- _SHORT PROBLEM_
Copy out everything from the line containing "What are the" down to the line containing "point xyxy=(150,248,166,264)", word for word, leaving out any pictures.

- _RECORD EXTRACTS_
+++++
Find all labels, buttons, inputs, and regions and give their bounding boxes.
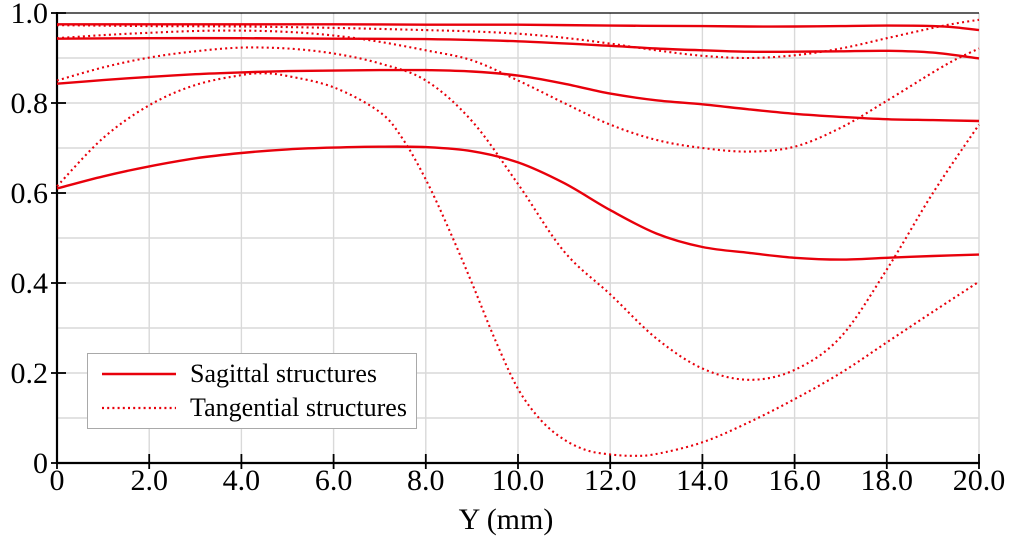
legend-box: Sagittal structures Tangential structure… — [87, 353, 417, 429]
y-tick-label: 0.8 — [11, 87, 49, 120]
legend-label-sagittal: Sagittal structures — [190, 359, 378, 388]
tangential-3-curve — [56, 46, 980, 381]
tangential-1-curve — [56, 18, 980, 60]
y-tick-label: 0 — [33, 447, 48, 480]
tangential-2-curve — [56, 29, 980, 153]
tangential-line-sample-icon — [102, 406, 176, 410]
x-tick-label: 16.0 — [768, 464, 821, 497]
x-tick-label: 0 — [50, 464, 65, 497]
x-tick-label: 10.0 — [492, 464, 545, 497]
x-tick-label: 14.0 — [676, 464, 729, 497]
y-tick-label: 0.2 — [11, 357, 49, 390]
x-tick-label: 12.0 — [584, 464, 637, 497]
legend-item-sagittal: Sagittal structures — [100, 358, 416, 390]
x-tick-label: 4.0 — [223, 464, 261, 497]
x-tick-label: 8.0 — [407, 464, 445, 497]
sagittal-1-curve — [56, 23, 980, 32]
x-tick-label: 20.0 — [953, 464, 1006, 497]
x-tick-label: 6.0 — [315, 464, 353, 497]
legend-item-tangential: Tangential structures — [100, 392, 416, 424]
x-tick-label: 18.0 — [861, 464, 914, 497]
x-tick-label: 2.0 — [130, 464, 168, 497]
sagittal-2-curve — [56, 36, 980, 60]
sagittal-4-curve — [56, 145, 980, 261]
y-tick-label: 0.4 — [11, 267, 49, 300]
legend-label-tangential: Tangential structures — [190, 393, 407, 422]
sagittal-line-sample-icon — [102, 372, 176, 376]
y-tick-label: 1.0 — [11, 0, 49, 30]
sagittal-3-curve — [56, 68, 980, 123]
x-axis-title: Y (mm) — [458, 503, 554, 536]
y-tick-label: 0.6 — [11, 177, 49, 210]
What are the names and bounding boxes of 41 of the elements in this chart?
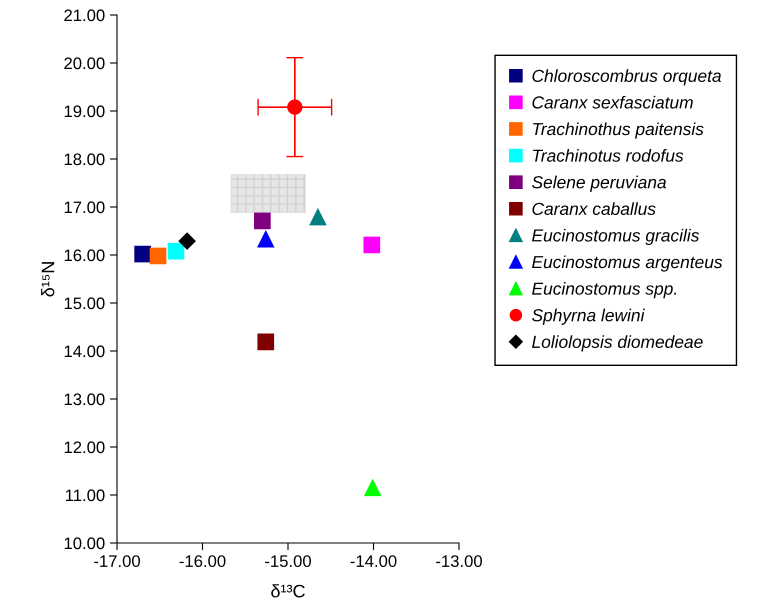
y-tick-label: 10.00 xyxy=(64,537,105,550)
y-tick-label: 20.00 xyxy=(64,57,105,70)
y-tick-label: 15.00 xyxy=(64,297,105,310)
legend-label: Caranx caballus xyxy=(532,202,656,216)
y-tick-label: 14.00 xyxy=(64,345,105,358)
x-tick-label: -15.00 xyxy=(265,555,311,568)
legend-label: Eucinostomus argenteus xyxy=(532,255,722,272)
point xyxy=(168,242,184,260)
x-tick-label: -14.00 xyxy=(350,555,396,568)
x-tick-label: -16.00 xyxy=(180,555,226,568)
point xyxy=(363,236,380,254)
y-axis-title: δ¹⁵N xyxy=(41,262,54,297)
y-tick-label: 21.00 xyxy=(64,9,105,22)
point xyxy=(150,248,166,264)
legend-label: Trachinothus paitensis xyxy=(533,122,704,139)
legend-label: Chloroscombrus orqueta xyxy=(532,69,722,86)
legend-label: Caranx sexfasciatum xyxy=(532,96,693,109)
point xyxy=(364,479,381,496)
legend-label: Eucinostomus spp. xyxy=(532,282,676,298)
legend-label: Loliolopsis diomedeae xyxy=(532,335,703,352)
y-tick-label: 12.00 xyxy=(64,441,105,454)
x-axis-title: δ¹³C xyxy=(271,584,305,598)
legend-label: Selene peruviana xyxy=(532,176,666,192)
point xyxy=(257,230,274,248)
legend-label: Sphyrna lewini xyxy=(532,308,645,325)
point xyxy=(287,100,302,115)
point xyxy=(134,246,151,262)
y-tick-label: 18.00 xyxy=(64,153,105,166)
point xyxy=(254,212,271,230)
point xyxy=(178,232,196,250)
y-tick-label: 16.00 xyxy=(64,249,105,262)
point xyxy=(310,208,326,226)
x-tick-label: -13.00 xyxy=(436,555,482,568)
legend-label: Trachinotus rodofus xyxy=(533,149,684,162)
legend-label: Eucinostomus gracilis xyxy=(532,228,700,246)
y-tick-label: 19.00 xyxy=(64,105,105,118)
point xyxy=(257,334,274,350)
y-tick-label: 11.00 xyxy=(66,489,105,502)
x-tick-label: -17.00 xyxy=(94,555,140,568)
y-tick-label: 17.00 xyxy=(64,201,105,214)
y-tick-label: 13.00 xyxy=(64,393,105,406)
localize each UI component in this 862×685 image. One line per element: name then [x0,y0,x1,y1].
+++++
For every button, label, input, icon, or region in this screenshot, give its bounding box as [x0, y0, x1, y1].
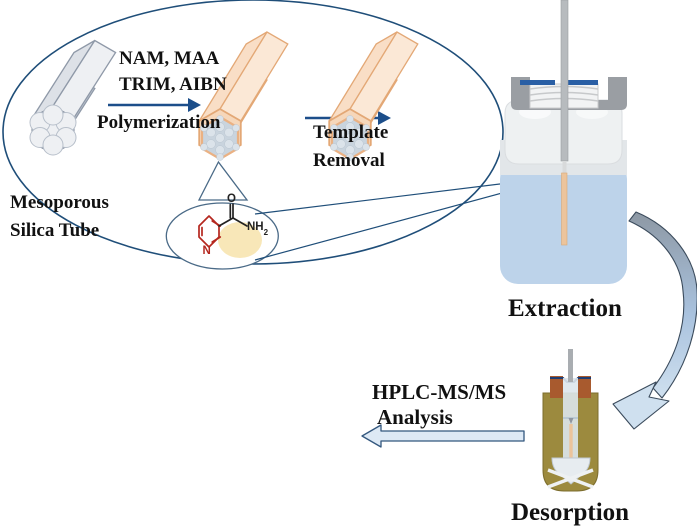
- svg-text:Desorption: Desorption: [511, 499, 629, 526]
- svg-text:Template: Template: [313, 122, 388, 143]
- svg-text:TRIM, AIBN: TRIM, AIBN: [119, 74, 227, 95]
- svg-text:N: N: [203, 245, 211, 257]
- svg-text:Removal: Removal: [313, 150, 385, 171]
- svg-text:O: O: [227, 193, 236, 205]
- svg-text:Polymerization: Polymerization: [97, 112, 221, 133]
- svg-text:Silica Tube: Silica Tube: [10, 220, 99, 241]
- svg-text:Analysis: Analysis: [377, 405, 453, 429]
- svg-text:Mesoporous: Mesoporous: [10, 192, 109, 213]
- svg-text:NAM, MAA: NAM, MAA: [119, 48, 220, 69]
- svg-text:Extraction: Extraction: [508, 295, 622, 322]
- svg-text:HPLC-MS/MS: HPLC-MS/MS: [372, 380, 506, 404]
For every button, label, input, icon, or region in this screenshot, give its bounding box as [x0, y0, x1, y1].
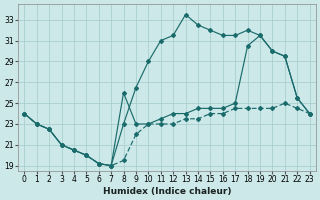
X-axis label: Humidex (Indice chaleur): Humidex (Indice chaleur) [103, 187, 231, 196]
+++++
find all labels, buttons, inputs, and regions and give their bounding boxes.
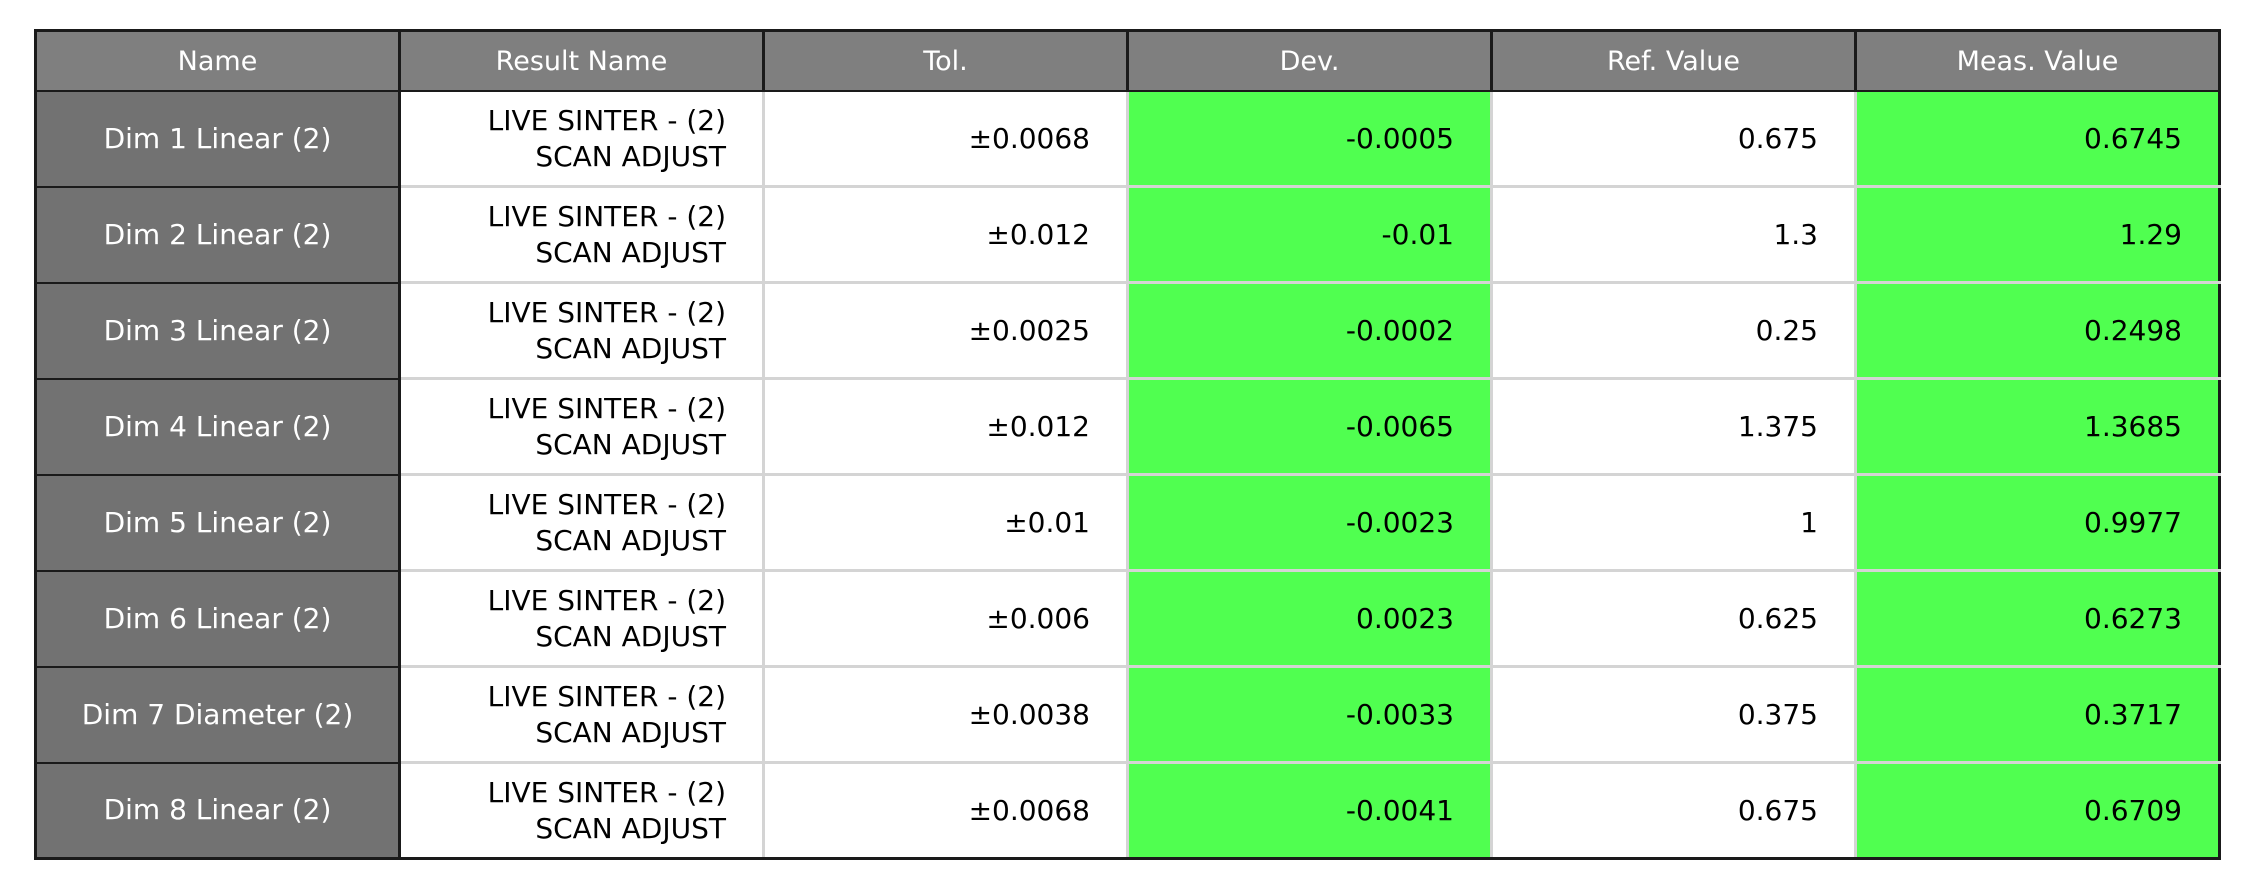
+++++
- _FINISHED ANSWER_
What are the names and bounding boxes of 41 of the elements in this chart?
y-tick-label: 10.00 xyxy=(64,537,105,550)
y-tick-label: 20.00 xyxy=(64,57,105,70)
y-tick-label: 15.00 xyxy=(64,297,105,310)
legend-label: Caranx caballus xyxy=(532,202,656,216)
y-tick-label: 14.00 xyxy=(64,345,105,358)
x-tick-label: -15.00 xyxy=(265,555,311,568)
legend-label: Eucinostomus argenteus xyxy=(532,255,722,272)
point xyxy=(168,242,184,260)
x-tick-label: -14.00 xyxy=(350,555,396,568)
x-tick-label: -16.00 xyxy=(180,555,226,568)
point xyxy=(363,236,380,254)
y-axis-title: δ¹⁵N xyxy=(41,262,54,297)
y-tick-label: 21.00 xyxy=(64,9,105,22)
point xyxy=(150,248,166,264)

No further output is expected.